> **Written exercise**: Each line that holds the word "GIMBER" counts once; give the total for the records below and nothing else.

> **Available records**:
────────────────────

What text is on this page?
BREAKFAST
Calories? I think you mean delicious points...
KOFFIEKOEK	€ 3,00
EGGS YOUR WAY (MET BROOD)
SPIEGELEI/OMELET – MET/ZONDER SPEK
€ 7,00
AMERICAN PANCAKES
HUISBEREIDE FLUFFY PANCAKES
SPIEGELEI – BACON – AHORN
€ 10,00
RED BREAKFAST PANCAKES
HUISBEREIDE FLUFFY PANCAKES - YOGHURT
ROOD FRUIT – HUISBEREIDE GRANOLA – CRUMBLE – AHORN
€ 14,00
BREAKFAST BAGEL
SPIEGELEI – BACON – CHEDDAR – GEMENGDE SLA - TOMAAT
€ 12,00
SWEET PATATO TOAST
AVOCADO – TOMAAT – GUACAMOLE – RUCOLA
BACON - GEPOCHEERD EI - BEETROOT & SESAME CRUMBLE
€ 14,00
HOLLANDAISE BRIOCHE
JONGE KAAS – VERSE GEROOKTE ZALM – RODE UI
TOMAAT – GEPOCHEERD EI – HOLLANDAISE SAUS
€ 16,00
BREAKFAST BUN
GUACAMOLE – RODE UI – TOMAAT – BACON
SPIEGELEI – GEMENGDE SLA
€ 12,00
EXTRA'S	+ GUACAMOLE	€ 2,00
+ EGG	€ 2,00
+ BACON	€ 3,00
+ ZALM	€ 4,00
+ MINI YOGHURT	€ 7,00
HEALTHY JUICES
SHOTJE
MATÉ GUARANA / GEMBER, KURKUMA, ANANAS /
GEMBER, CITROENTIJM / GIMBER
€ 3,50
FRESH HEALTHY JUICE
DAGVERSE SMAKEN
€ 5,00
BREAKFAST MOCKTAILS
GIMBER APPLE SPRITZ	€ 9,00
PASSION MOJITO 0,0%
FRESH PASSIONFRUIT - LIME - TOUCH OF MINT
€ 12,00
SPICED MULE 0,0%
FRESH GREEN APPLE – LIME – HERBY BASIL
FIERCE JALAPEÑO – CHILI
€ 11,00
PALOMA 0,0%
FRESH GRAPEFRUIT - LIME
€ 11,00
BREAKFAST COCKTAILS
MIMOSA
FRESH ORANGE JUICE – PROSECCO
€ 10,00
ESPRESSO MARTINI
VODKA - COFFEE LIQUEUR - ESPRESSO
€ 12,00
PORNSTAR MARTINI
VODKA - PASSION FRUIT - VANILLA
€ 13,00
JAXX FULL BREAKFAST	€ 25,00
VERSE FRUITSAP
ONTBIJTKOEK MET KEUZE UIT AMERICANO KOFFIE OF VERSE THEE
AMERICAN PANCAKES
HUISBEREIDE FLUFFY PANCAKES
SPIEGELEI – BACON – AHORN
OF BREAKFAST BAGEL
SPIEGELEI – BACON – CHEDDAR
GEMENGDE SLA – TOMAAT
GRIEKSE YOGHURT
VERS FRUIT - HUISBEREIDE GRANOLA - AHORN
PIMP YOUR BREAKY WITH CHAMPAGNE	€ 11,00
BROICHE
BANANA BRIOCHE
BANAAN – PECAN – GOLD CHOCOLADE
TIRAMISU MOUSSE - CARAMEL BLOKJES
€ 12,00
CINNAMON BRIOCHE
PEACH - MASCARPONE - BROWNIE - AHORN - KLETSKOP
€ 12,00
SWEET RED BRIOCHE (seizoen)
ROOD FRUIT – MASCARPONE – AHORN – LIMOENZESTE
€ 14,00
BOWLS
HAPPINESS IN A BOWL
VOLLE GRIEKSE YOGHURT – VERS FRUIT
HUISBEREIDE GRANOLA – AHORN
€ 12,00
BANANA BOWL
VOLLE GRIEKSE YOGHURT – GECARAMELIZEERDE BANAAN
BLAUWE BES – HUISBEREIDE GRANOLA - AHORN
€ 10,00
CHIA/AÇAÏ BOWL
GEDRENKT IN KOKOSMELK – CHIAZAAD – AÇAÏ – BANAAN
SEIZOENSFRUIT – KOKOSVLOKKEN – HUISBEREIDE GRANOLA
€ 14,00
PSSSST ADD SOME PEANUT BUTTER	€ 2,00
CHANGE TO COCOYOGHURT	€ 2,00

────────────────────

> **Answer for this exercise**: 2